» Problem description
Only lines with the word "JSON" are needed; collect each of them from the listing below.

» Data shown
==========

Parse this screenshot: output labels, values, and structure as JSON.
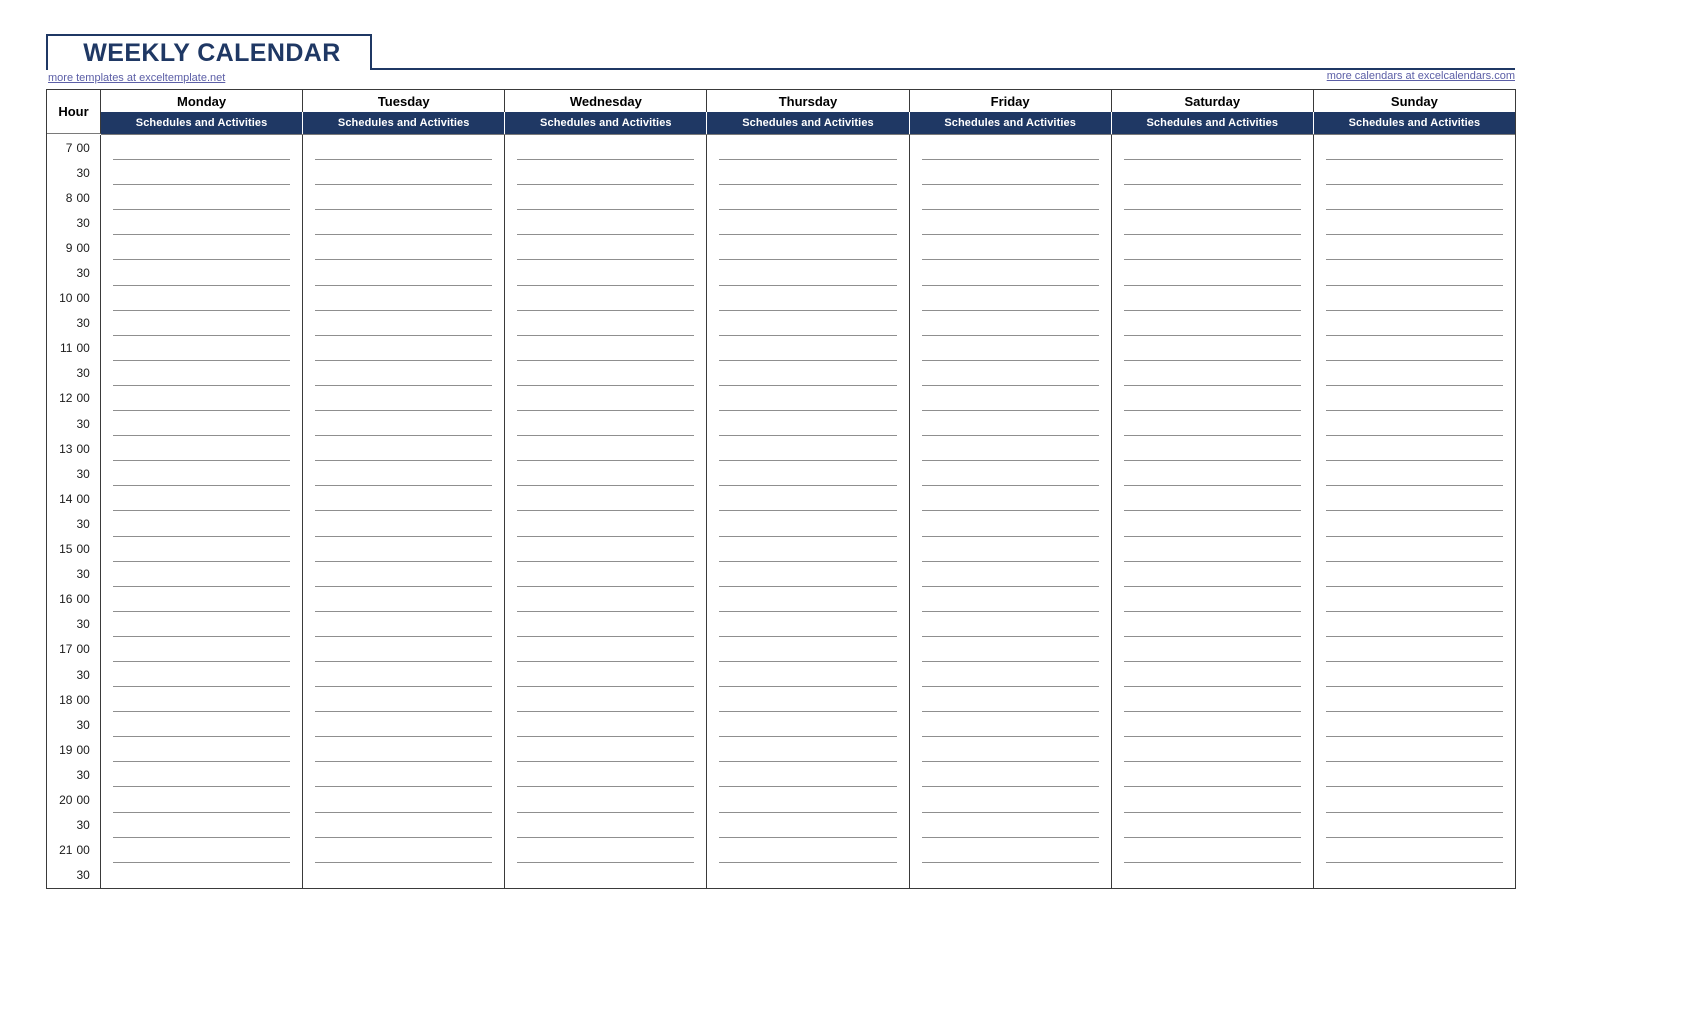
{
  "document": {
    "title": "WEEKLY CALENDAR",
    "accent_color": "#1f3864",
    "link_color": "#5b5ea6",
    "grid_line_color": "#8f8f8f",
    "border_color": "#3a3a3a"
  },
  "links": {
    "left": "more templates at exceltemplate.net",
    "right": "more calendars at excelcalendars.com"
  },
  "table": {
    "hour_header": "Hour",
    "days": [
      "Monday",
      "Tuesday",
      "Wednesday",
      "Thursday",
      "Friday",
      "Saturday",
      "Sunday"
    ],
    "subheader_label": "Schedules and Activities",
    "subheaders": [
      "Schedules and Activities",
      "Schedules and Activities",
      "Schedules and Activities",
      "Schedules and Activities",
      "Schedules and Activities",
      "Schedules and Activities",
      "Schedules and Activities"
    ],
    "time_format": "24-hour",
    "time_rows": [
      {
        "hour": "7",
        "minute": "00"
      },
      {
        "hour": "",
        "minute": "30"
      },
      {
        "hour": "8",
        "minute": "00"
      },
      {
        "hour": "",
        "minute": "30"
      },
      {
        "hour": "9",
        "minute": "00"
      },
      {
        "hour": "",
        "minute": "30"
      },
      {
        "hour": "10",
        "minute": "00"
      },
      {
        "hour": "",
        "minute": "30"
      },
      {
        "hour": "11",
        "minute": "00"
      },
      {
        "hour": "",
        "minute": "30"
      },
      {
        "hour": "12",
        "minute": "00"
      },
      {
        "hour": "",
        "minute": "30"
      },
      {
        "hour": "13",
        "minute": "00"
      },
      {
        "hour": "",
        "minute": "30"
      },
      {
        "hour": "14",
        "minute": "00"
      },
      {
        "hour": "",
        "minute": "30"
      },
      {
        "hour": "15",
        "minute": "00"
      },
      {
        "hour": "",
        "minute": "30"
      },
      {
        "hour": "16",
        "minute": "00"
      },
      {
        "hour": "",
        "minute": "30"
      },
      {
        "hour": "17",
        "minute": "00"
      },
      {
        "hour": "",
        "minute": "30"
      },
      {
        "hour": "18",
        "minute": "00"
      },
      {
        "hour": "",
        "minute": "30"
      },
      {
        "hour": "19",
        "minute": "00"
      },
      {
        "hour": "",
        "minute": "30"
      },
      {
        "hour": "20",
        "minute": "00"
      },
      {
        "hour": "",
        "minute": "30"
      },
      {
        "hour": "21",
        "minute": "00"
      },
      {
        "hour": "",
        "minute": "30"
      }
    ],
    "entries": []
  }
}
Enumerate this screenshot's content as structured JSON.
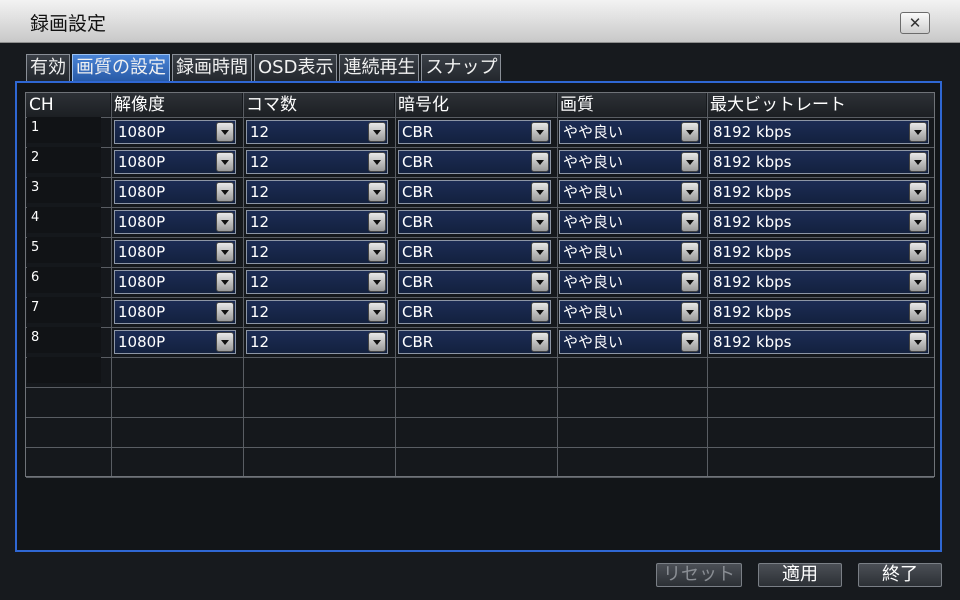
{
  "window": {
    "title": "録画設定",
    "close_symbol": "✕"
  },
  "tabs": [
    {
      "label": "有効",
      "active": false
    },
    {
      "label": "画質の設定",
      "active": true
    },
    {
      "label": "録画時間",
      "active": false
    },
    {
      "label": "OSD表示",
      "active": false
    },
    {
      "label": "連続再生",
      "active": false
    },
    {
      "label": "スナップ",
      "active": false
    }
  ],
  "table": {
    "headers": [
      "CH",
      "解像度",
      "コマ数",
      "暗号化",
      "画質",
      "最大ビットレート"
    ],
    "rows": [
      {
        "ch": "1",
        "resolution": "1080P",
        "fps": "12",
        "encoding": "CBR",
        "quality": "やや良い",
        "bitrate": "8192 kbps"
      },
      {
        "ch": "2",
        "resolution": "1080P",
        "fps": "12",
        "encoding": "CBR",
        "quality": "やや良い",
        "bitrate": "8192 kbps"
      },
      {
        "ch": "3",
        "resolution": "1080P",
        "fps": "12",
        "encoding": "CBR",
        "quality": "やや良い",
        "bitrate": "8192 kbps"
      },
      {
        "ch": "4",
        "resolution": "1080P",
        "fps": "12",
        "encoding": "CBR",
        "quality": "やや良い",
        "bitrate": "8192 kbps"
      },
      {
        "ch": "5",
        "resolution": "1080P",
        "fps": "12",
        "encoding": "CBR",
        "quality": "やや良い",
        "bitrate": "8192 kbps"
      },
      {
        "ch": "6",
        "resolution": "1080P",
        "fps": "12",
        "encoding": "CBR",
        "quality": "やや良い",
        "bitrate": "8192 kbps"
      },
      {
        "ch": "7",
        "resolution": "1080P",
        "fps": "12",
        "encoding": "CBR",
        "quality": "やや良い",
        "bitrate": "8192 kbps"
      },
      {
        "ch": "8",
        "resolution": "1080P",
        "fps": "12",
        "encoding": "CBR",
        "quality": "やや良い",
        "bitrate": "8192 kbps"
      }
    ]
  },
  "footer": {
    "reset": "リセット",
    "apply": "適用",
    "exit": "終了"
  },
  "colors": {
    "accent": "#2f67d3",
    "active_tab": "#3a72c4",
    "dropdown_bg": "#172546"
  }
}
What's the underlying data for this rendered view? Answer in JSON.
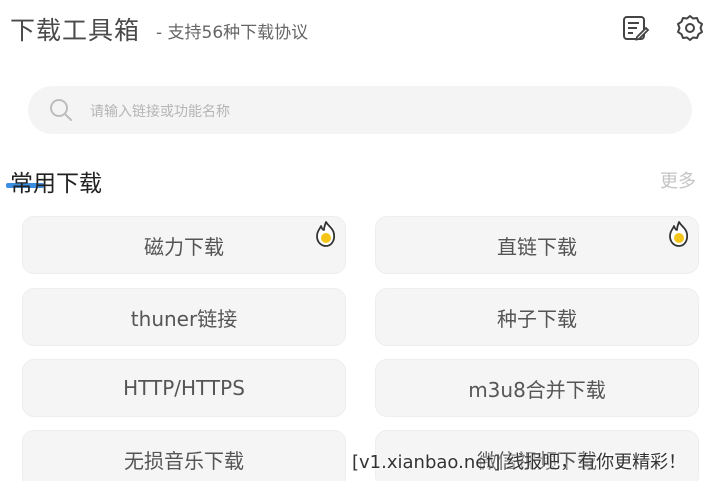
{
  "header": {
    "title": "下载工具箱",
    "subtitle": "- 支持56种下载协议",
    "notes_icon": "edit-list-icon",
    "settings_icon": "gear-icon"
  },
  "search": {
    "placeholder": "请输入链接或功能名称",
    "icon": "search-icon"
  },
  "section": {
    "title": "常用下载",
    "more_label": "更多",
    "accent_color": "#3b8ddf"
  },
  "tiles": [
    {
      "label": "磁力下载",
      "hot": true
    },
    {
      "label": "直链下载",
      "hot": true
    },
    {
      "label": "thuner链接",
      "hot": false
    },
    {
      "label": "种子下载",
      "hot": false
    },
    {
      "label": "HTTP/HTTPS",
      "hot": false
    },
    {
      "label": "m3u8合并下载",
      "hot": false
    },
    {
      "label": "无损音乐下载",
      "hot": false
    },
    {
      "label": "微信视频下载",
      "hot": false
    }
  ],
  "hot_badge": {
    "icon": "fire-badge-icon",
    "color": "#f5c518"
  },
  "watermark": "[v1.xianbao.net] 线报吧，有你更精彩！"
}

==========

» Written solution
Parse this screenshot: output labels, values, and structure as JSON.
Enumerate this screenshot's content as structured JSON.
What's the underlying data for this rendered view? Answer in JSON.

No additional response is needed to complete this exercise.